GIVEN TASK:
Count the lines in the records below that contain the string "legend". Reply with the number alone.

RAW RECORDS:

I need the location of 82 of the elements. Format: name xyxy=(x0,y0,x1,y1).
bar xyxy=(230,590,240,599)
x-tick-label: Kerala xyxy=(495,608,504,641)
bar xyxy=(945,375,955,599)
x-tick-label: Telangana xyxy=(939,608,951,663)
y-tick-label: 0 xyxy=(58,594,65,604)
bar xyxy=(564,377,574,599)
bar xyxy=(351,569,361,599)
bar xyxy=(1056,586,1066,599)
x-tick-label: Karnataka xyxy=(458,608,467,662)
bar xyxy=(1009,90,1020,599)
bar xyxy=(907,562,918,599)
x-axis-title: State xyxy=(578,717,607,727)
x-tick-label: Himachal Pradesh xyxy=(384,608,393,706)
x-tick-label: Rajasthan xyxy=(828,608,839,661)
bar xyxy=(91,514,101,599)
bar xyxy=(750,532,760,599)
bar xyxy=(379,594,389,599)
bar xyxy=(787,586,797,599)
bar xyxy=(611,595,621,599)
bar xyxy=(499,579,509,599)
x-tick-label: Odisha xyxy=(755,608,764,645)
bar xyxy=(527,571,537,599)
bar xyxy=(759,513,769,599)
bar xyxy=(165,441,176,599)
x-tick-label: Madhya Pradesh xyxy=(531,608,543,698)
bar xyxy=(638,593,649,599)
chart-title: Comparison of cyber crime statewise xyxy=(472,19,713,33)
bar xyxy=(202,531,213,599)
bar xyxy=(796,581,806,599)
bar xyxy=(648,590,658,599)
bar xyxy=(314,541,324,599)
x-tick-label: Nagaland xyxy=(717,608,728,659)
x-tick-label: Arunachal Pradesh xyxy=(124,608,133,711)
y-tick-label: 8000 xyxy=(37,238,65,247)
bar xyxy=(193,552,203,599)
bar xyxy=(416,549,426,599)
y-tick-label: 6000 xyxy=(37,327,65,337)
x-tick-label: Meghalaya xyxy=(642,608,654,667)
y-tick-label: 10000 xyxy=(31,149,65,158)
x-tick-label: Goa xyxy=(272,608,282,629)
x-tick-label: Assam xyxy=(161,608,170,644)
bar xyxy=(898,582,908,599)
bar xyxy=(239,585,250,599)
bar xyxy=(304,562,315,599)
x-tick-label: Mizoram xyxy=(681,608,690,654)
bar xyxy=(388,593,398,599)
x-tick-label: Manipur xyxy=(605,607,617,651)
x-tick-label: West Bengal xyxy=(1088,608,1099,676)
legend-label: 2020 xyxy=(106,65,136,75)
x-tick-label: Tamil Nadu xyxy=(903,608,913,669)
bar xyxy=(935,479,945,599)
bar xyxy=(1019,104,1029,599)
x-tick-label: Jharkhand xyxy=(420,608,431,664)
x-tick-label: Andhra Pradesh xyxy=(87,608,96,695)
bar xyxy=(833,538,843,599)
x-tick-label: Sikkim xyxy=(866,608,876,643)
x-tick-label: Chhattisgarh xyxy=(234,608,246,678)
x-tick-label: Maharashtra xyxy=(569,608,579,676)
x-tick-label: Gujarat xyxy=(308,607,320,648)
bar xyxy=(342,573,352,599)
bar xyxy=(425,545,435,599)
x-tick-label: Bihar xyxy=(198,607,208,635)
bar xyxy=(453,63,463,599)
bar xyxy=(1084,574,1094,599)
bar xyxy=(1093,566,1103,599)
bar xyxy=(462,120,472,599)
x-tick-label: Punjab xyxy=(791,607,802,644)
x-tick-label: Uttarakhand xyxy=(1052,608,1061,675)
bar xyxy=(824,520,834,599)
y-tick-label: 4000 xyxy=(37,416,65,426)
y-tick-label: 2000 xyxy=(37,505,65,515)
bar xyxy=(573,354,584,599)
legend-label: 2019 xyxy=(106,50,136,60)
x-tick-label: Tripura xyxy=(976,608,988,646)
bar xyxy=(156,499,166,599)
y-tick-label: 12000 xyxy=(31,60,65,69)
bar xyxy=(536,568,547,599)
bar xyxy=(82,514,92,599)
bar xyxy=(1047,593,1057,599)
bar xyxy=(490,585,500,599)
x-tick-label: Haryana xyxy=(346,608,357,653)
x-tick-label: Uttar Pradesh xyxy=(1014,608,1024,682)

ANSWER:
2